GOAL OF THE EXERCISE: Say how many lines in the data below contain the word "title", and give no other text.
-- BEGIN DATA FOR THIS EXERCISE --
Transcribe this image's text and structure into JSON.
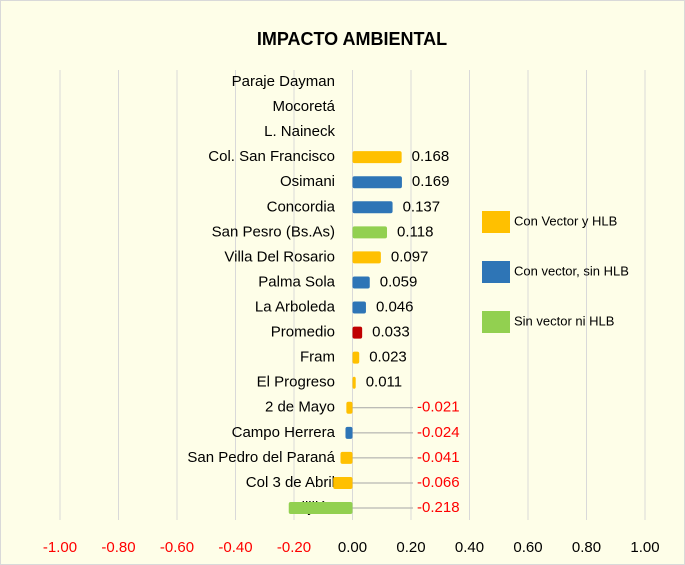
{
  "chart_data": {
    "type": "bar",
    "orientation": "horizontal",
    "title": "IMPACTO AMBIENTAL",
    "categories": [
      "Paraje Dayman",
      "Mocoretá",
      "L. Naineck",
      "Col. San Francisco",
      "Osimani",
      "Concordia",
      "San Pesro (Bs.As)",
      "Villa Del Rosario",
      "Palma Sola",
      "La Arboleda",
      "Promedio",
      "Fram",
      "El Progreso",
      "2 de Mayo",
      "Campo Herrera",
      "San Pedro del Paraná",
      "Col 3 de Abril",
      "Alijilán"
    ],
    "values": [
      null,
      null,
      null,
      0.168,
      0.169,
      0.137,
      0.118,
      0.097,
      0.059,
      0.046,
      0.033,
      0.023,
      0.011,
      -0.021,
      -0.024,
      -0.041,
      -0.066,
      -0.218
    ],
    "colors": [
      null,
      null,
      null,
      "#ffc000",
      "#2e75b6",
      "#2e75b6",
      "#92d050",
      "#ffc000",
      "#2e75b6",
      "#2e75b6",
      "#c00000",
      "#ffc000",
      "#ffc000",
      "#ffc000",
      "#2e75b6",
      "#ffc000",
      "#ffc000",
      "#92d050"
    ],
    "legend": [
      {
        "name": "Con Vector y HLB",
        "color": "#ffc000"
      },
      {
        "name": "Con vector, sin HLB",
        "color": "#2e75b6"
      },
      {
        "name": "Sin vector ni HLB",
        "color": "#92d050"
      }
    ],
    "negative_label_color": "#ff0000",
    "xlim": [
      -1,
      1
    ],
    "xticks": [
      {
        "value": -1,
        "label": "-1.00"
      },
      {
        "value": -0.8,
        "label": "-0.80"
      },
      {
        "value": -0.6,
        "label": "-0.60"
      },
      {
        "value": -0.4,
        "label": "-0.40"
      },
      {
        "value": -0.2,
        "label": "-0.20"
      },
      {
        "value": 0,
        "label": "0.00"
      },
      {
        "value": 0.2,
        "label": "0.20"
      },
      {
        "value": 0.4,
        "label": "0.40"
      },
      {
        "value": 0.6,
        "label": "0.60"
      },
      {
        "value": 0.8,
        "label": "0.80"
      },
      {
        "value": 1,
        "label": "1.00"
      }
    ],
    "grid": true
  }
}
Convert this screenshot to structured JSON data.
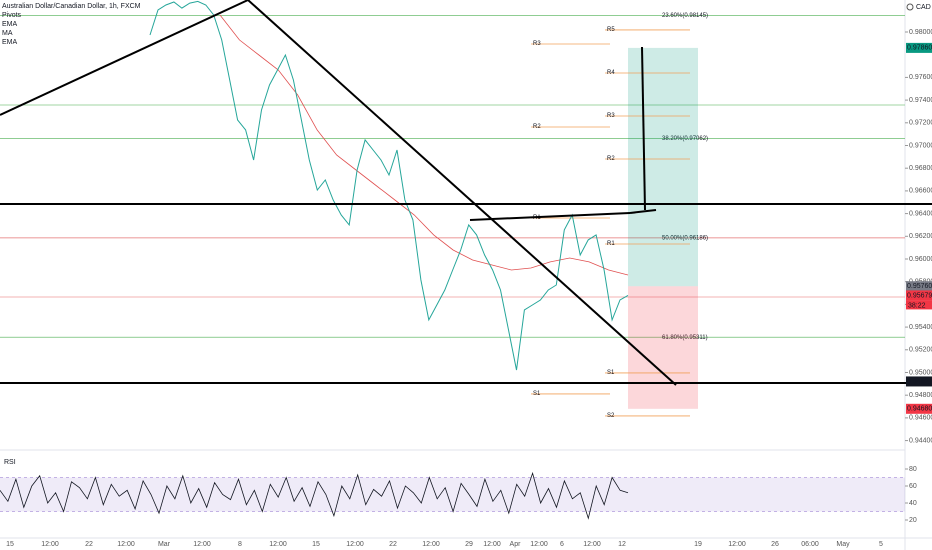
{
  "chart_data": {
    "type": "line",
    "title": "Australian Dollar/Canadian Dollar, 1h, FXCM",
    "indicators": [
      "Pivots",
      "EMA",
      "MA",
      "EMA"
    ],
    "currency": "CAD",
    "color": "#26a69a",
    "values": [
      0.97974,
      0.98194,
      0.98238,
      0.98264,
      0.98211,
      0.98255,
      0.9827,
      0.98238,
      0.9815,
      0.9793,
      0.97577,
      0.97225,
      0.97137,
      0.96872,
      0.97313,
      0.97533,
      0.97665,
      0.97797,
      0.97577,
      0.97225,
      0.96872,
      0.96608,
      0.96696,
      0.9652,
      0.96388,
      0.963,
      0.96784,
      0.97049,
      0.9696,
      0.96872,
      0.9674,
      0.9696,
      0.9652,
      0.96344,
      0.95815,
      0.95463,
      0.95595,
      0.95727,
      0.95903,
      0.96079,
      0.963,
      0.96212,
      0.96035,
      0.95903,
      0.95727,
      0.95375,
      0.95022,
      0.95551,
      0.95595,
      0.95639,
      0.95727,
      0.95771,
      0.96256,
      0.96388,
      0.96035,
      0.96168,
      0.96212,
      0.95903,
      0.95463,
      0.95639,
      0.95679
    ],
    "ma_color": "#e05050",
    "ma": [
      0.9815,
      0.9793,
      0.97797,
      0.97665,
      0.97445,
      0.97137,
      0.96916,
      0.96784,
      0.96652,
      0.9652,
      0.96388,
      0.96212,
      0.96079,
      0.95991,
      0.95947,
      0.95903,
      0.95921,
      0.95974,
      0.96009,
      0.95974,
      0.95903,
      0.95859
    ],
    "ylim": [
      0.94317,
      0.98282
    ],
    "yticks": [
      {
        "value": 0.944,
        "label": "0.94400"
      },
      {
        "value": 0.946,
        "label": "0.94600"
      },
      {
        "value": 0.948,
        "label": "0.94800"
      },
      {
        "value": 0.95,
        "label": "0.95000"
      },
      {
        "value": 0.952,
        "label": "0.95200"
      },
      {
        "value": 0.954,
        "label": "0.95400"
      },
      {
        "value": 0.956,
        "label": "0.95600"
      },
      {
        "value": 0.958,
        "label": "0.95800"
      },
      {
        "value": 0.96,
        "label": "0.96000"
      },
      {
        "value": 0.962,
        "label": "0.96200"
      },
      {
        "value": 0.964,
        "label": "0.96400"
      },
      {
        "value": 0.966,
        "label": "0.96600"
      },
      {
        "value": 0.968,
        "label": "0.96800"
      },
      {
        "value": 0.97,
        "label": "0.97000"
      },
      {
        "value": 0.972,
        "label": "0.97200"
      },
      {
        "value": 0.974,
        "label": "0.97400"
      },
      {
        "value": 0.976,
        "label": "0.97600"
      },
      {
        "value": 0.98,
        "label": "0.98000"
      }
    ],
    "fib_levels": [
      {
        "value": 0.98145,
        "label": "23.60%(0.98145)",
        "color": "#4caf50"
      },
      {
        "value": 0.97062,
        "label": "38.20%(0.97062)",
        "color": "#4caf50"
      },
      {
        "value": 0.96186,
        "label": "50.00%(0.96186)",
        "color": "#e57373"
      },
      {
        "value": 0.95311,
        "label": "61.80%(0.95311)",
        "color": "#4caf50"
      }
    ],
    "extra_levels": [
      {
        "value": 0.97357,
        "color": "#81c784"
      },
      {
        "value": 0.95665,
        "color": "#ef9a9a"
      }
    ],
    "pivot_color": "#f0a05a",
    "pivots": [
      {
        "label": "R5",
        "value": 0.98018
      },
      {
        "label": "R4",
        "value": 0.97639
      },
      {
        "label": "R3",
        "value": 0.9726
      },
      {
        "label": "R2",
        "value": 0.96881
      },
      {
        "label": "R1",
        "value": 0.96132
      },
      {
        "label": "S1",
        "value": 0.94996
      },
      {
        "label": "S2",
        "value": 0.94617
      }
    ],
    "pivots_prev": [
      {
        "label": "R3",
        "value": 0.97894
      },
      {
        "label": "R2",
        "value": 0.97163
      },
      {
        "label": "R1",
        "value": 0.96361
      },
      {
        "label": "S1",
        "value": 0.94811
      }
    ],
    "position": {
      "target": 0.9786,
      "entry": 0.9576,
      "stop": 0.9468
    },
    "price_labels": [
      {
        "value": 0.9786,
        "label": "0.97860",
        "color": "#089981"
      },
      {
        "value": 0.9576,
        "label": "0.95760",
        "color": "#787b86"
      },
      {
        "value": 0.95679,
        "label": "0.95679",
        "color": "#f23645"
      },
      {
        "value": 0.94921,
        "label": "0.94921",
        "color": "#131722"
      },
      {
        "value": 0.9468,
        "label": "0.94680",
        "color": "#f23645"
      }
    ],
    "countdown": "38:22",
    "x_labels": [
      "15",
      "12:00",
      "22",
      "12:00",
      "Mar",
      "12:00",
      "8",
      "12:00",
      "15",
      "12:00",
      "22",
      "12:00",
      "29",
      "12:00",
      "Apr",
      "12:00",
      "6",
      "12:00",
      "12",
      "19",
      "12:00",
      "26",
      "06:00",
      "May",
      "5"
    ],
    "rsi": {
      "title": "RSI",
      "color": "#131722",
      "band": [
        30,
        70
      ],
      "ylim": [
        0,
        100
      ],
      "yticks": [
        20,
        40,
        60,
        80
      ],
      "values": [
        55,
        42,
        68,
        35,
        60,
        72,
        40,
        52,
        30,
        65,
        58,
        45,
        70,
        38,
        62,
        48,
        55,
        33,
        66,
        50,
        28,
        60,
        45,
        72,
        40,
        57,
        35,
        64,
        50,
        44,
        68,
        38,
        55,
        30,
        62,
        47,
        70,
        42,
        58,
        36,
        65,
        50,
        25,
        60,
        45,
        73,
        38,
        56,
        48,
        66,
        34,
        60,
        52,
        40,
        70,
        45,
        58,
        30,
        63,
        50,
        36,
        68,
        42,
        55,
        28,
        62,
        48,
        75,
        40,
        57,
        35,
        66,
        45,
        52,
        22,
        60,
        38,
        70,
        55,
        52
      ]
    }
  }
}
-- END DATA FOR THIS EXERCISE --
CORRECT RESULT: 3